* WORK REQUIRED *
From the listing below, extract each line containing the string "name".
-- BEGIN RECORDS FOR THE EXERCISE --
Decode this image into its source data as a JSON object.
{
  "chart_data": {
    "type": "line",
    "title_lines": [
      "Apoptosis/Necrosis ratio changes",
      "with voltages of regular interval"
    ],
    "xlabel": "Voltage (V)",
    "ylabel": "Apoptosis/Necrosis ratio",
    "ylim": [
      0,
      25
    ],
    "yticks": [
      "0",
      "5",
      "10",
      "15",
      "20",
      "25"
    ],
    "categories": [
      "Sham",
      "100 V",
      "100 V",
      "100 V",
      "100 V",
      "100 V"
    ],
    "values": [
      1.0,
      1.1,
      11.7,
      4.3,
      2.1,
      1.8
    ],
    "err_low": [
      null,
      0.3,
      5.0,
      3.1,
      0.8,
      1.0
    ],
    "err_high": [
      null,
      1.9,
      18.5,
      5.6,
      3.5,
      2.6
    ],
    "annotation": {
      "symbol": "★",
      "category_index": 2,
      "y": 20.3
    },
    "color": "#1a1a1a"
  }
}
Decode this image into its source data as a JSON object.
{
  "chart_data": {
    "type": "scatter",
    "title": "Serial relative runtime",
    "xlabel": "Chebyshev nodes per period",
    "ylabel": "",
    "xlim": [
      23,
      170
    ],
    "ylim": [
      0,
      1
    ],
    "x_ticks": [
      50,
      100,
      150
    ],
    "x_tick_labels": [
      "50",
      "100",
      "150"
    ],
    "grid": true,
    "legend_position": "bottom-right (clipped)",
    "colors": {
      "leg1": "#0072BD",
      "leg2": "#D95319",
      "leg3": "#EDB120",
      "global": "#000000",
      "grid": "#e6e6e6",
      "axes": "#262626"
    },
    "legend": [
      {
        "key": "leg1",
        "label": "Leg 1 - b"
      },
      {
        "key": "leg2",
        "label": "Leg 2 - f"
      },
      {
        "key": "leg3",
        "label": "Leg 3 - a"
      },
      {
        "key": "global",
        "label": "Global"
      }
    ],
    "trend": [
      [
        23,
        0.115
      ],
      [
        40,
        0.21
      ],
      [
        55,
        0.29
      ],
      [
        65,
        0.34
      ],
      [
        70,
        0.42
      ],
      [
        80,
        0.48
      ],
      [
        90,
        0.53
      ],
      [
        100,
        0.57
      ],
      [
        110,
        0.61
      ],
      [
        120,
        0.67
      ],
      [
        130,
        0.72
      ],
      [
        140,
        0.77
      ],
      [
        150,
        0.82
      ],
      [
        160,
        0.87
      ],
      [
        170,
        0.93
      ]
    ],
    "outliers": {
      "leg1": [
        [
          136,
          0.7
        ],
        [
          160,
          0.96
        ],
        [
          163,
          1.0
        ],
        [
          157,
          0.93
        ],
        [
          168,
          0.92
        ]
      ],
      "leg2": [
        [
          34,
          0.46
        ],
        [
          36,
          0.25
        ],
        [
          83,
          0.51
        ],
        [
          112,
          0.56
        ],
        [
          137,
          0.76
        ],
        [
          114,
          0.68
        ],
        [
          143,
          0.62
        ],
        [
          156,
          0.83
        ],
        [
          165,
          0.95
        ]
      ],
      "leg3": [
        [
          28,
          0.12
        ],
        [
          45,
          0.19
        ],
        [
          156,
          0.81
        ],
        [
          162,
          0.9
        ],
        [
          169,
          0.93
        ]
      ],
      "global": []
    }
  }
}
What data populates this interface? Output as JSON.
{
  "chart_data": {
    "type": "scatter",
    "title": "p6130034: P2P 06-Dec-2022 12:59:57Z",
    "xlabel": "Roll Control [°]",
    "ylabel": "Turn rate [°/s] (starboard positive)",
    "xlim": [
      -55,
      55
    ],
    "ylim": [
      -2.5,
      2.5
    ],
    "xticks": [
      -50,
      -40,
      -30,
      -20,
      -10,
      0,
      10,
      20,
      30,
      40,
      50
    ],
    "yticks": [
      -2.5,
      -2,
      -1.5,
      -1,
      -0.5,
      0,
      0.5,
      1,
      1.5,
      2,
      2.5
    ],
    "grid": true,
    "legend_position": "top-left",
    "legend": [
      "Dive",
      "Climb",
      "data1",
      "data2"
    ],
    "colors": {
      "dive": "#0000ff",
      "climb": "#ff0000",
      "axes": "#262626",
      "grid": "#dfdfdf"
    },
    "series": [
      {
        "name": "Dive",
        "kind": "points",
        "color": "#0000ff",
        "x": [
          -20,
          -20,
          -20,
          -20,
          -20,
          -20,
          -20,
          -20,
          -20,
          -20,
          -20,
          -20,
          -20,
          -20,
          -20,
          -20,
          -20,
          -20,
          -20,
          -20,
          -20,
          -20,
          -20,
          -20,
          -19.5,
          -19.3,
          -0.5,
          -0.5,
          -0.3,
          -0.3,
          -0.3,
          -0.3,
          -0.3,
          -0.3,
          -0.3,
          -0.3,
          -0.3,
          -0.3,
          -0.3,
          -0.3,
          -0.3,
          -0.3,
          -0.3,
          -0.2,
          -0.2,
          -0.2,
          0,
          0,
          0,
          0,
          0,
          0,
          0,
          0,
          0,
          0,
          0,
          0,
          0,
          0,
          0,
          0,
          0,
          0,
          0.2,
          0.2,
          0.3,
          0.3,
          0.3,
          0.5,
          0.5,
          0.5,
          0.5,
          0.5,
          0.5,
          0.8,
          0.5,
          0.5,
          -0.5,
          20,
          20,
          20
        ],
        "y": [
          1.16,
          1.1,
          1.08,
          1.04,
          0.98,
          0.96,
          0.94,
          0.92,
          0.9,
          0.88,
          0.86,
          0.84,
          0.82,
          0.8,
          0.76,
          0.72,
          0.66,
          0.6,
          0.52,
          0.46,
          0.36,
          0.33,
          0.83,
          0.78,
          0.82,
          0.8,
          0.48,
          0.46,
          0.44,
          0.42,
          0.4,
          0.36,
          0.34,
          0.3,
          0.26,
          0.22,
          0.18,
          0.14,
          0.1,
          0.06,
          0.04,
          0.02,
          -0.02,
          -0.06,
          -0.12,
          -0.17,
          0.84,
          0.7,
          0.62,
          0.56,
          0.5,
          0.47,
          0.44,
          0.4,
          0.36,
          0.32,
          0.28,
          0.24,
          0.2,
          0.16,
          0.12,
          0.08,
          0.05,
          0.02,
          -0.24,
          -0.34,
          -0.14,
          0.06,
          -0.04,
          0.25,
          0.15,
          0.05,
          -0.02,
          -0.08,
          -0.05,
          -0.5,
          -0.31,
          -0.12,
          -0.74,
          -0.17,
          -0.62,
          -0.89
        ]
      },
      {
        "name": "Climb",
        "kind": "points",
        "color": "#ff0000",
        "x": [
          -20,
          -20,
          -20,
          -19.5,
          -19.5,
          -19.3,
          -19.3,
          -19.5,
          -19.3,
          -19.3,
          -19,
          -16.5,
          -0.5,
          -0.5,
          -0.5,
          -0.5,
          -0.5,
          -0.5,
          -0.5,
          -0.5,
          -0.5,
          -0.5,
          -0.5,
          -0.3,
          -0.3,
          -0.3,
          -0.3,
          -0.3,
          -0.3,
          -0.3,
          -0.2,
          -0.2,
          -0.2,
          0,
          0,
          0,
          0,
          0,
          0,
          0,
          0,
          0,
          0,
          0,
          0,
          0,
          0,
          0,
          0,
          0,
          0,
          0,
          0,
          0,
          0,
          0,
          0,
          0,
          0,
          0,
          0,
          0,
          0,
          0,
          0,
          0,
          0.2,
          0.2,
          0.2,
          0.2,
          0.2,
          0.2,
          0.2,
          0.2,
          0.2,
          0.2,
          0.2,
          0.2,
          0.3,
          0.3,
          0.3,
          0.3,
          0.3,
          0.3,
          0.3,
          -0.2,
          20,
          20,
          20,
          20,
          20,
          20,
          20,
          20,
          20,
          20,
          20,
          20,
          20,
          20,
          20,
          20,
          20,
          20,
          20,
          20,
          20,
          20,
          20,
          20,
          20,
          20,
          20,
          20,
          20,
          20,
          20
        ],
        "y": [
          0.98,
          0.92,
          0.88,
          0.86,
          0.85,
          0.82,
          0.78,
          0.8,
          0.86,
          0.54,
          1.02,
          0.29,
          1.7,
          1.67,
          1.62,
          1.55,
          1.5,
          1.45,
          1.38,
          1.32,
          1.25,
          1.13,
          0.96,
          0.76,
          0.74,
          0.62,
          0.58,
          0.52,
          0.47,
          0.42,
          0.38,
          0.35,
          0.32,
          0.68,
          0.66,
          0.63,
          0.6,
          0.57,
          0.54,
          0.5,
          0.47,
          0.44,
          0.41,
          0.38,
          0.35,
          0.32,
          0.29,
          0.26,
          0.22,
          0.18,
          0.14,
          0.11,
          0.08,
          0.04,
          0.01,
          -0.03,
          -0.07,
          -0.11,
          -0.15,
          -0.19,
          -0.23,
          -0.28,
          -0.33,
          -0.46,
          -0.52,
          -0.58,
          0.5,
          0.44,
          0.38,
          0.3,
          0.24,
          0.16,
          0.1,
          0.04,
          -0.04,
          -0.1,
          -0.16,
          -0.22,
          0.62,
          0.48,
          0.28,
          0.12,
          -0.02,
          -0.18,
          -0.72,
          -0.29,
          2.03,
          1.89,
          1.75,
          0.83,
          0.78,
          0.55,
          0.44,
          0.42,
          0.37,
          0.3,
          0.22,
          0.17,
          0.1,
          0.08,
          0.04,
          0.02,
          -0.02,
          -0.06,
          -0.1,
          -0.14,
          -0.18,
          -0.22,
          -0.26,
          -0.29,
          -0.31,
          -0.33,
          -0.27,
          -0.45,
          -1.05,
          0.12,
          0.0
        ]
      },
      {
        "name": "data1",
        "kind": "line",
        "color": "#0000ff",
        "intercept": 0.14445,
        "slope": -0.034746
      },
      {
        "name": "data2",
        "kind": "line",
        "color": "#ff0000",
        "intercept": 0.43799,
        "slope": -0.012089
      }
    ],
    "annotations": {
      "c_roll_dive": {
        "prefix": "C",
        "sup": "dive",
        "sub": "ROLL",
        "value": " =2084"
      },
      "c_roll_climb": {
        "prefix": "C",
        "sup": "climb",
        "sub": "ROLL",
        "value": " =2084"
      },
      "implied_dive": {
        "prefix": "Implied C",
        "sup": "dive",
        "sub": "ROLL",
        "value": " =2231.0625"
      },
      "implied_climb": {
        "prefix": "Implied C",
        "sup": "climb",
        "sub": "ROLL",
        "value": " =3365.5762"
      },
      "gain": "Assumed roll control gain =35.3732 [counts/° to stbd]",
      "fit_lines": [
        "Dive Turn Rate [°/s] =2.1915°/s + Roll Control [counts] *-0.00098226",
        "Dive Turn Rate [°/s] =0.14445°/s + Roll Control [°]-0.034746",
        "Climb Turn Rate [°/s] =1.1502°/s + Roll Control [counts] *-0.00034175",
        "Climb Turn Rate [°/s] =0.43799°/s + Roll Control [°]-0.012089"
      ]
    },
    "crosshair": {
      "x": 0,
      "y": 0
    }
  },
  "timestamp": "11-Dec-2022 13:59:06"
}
-- END RECORDS FOR THE EXERCISE --
* PROBLEM SOLUTION *
        "name": "Dive",
        "name": "Climb",
        "name": "data1",
        "name": "data2",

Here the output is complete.